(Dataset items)

%%

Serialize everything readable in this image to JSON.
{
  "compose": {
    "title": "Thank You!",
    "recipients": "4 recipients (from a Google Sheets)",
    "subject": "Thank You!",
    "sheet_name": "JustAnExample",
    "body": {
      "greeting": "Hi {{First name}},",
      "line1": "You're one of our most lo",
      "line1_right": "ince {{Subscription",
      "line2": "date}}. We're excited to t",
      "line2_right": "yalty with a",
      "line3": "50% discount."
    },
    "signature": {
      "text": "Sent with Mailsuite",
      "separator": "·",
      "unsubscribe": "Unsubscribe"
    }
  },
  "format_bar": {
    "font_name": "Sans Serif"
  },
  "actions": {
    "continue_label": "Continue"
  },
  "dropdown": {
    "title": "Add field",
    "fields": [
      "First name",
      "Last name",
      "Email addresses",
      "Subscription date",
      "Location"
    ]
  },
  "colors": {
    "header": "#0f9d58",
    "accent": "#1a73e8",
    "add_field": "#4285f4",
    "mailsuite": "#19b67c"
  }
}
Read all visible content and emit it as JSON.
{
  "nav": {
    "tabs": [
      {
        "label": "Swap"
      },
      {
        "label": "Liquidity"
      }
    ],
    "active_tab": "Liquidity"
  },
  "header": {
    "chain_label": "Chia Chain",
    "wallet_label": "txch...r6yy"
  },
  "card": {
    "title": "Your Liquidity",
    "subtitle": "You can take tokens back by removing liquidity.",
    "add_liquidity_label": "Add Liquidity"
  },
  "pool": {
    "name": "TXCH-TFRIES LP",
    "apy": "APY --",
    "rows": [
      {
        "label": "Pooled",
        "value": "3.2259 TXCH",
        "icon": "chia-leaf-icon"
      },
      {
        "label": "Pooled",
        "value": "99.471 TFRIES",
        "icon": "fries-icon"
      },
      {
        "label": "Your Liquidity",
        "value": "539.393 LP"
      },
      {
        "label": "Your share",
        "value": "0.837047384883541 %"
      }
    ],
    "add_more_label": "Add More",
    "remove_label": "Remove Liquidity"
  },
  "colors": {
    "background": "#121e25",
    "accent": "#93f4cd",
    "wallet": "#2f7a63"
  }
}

%%

◆ YOUR GOAL ◆
Your answer should consist only of the lines from the one with "Read all visible content and emit it as JSON." through the end of the data above, reproduced exactly.

◆ PROBLEM SOLUTION ◆
Read all visible content and emit it as JSON.
{
  "nav": {
    "tabs": [
      {
        "label": "Swap"
      },
      {
        "label": "Liquidity"
      }
    ],
    "active_tab": "Liquidity"
  },
  "header": {
    "chain_label": "Chia Chain",
    "wallet_label": "txch...r6yy"
  },
  "card": {
    "title": "Your Liquidity",
    "subtitle": "You can take tokens back by removing liquidity.",
    "add_liquidity_label": "Add Liquidity"
  },
  "pool": {
    "name": "TXCH-TFRIES LP",
    "apy": "APY --",
    "rows": [
      {
        "label": "Pooled",
        "value": "3.2259 TXCH",
        "icon": "chia-leaf-icon"
      },
      {
        "label": "Pooled",
        "value": "99.471 TFRIES",
        "icon": "fries-icon"
      },
      {
        "label": "Your Liquidity",
        "value": "539.393 LP"
      },
      {
        "label": "Your share",
        "value": "0.837047384883541 %"
      }
    ],
    "add_more_label": "Add More",
    "remove_label": "Remove Liquidity"
  },
  "colors": {
    "background": "#121e25",
    "accent": "#93f4cd",
    "wallet": "#2f7a63"
  }
}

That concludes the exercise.